Your instructions: Copy the records from the line containing "Detect and localize" through the line containing "- bar: [402, 474, 468, 501]", including both of those lines, and leave out any pictures.

--- start Data for processing ---

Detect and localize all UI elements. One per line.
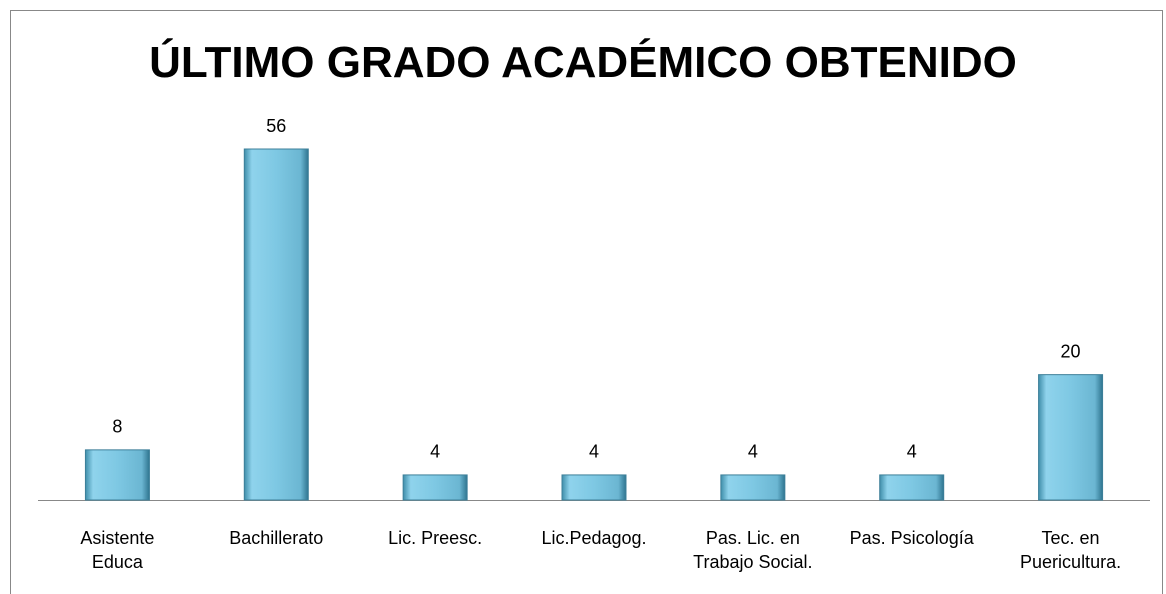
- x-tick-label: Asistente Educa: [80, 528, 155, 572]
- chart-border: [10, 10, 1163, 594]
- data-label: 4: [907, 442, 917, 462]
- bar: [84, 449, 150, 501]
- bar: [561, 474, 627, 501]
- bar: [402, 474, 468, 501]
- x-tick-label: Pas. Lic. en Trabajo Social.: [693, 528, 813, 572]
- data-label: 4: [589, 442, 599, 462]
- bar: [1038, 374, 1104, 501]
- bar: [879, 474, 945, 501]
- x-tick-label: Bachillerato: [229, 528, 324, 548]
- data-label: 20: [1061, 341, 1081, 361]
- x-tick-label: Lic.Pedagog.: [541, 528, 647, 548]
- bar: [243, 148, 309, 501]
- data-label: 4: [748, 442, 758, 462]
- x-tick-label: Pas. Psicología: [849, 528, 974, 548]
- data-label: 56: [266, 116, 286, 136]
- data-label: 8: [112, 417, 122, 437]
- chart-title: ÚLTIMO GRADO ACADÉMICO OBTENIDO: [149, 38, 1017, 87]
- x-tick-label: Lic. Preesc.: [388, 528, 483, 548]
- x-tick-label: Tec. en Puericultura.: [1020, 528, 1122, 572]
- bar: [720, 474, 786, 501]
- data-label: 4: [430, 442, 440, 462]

--- end Data for processing ---
--- start Data for processing ---

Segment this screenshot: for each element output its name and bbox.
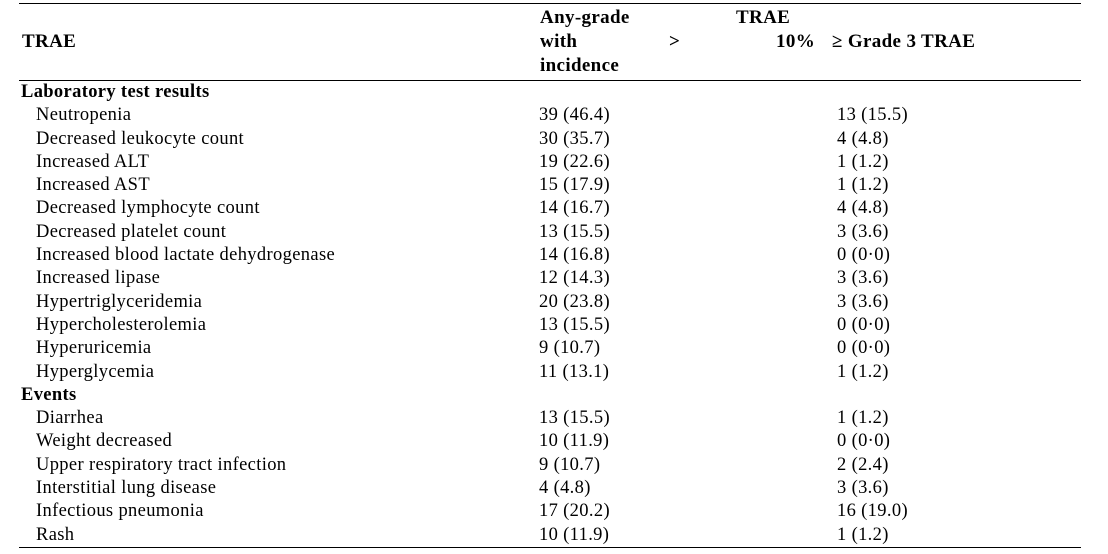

--- end Data for processing ---

Full output:
Detect and localize all UI elements. One per line.
- x-tick-label: Asistente Educa: [80, 528, 155, 572]
- chart-border: [10, 10, 1163, 594]
- data-label: 4: [907, 442, 917, 462]
- bar: [84, 449, 150, 501]
- bar: [561, 474, 627, 501]
- bar: [402, 474, 468, 501]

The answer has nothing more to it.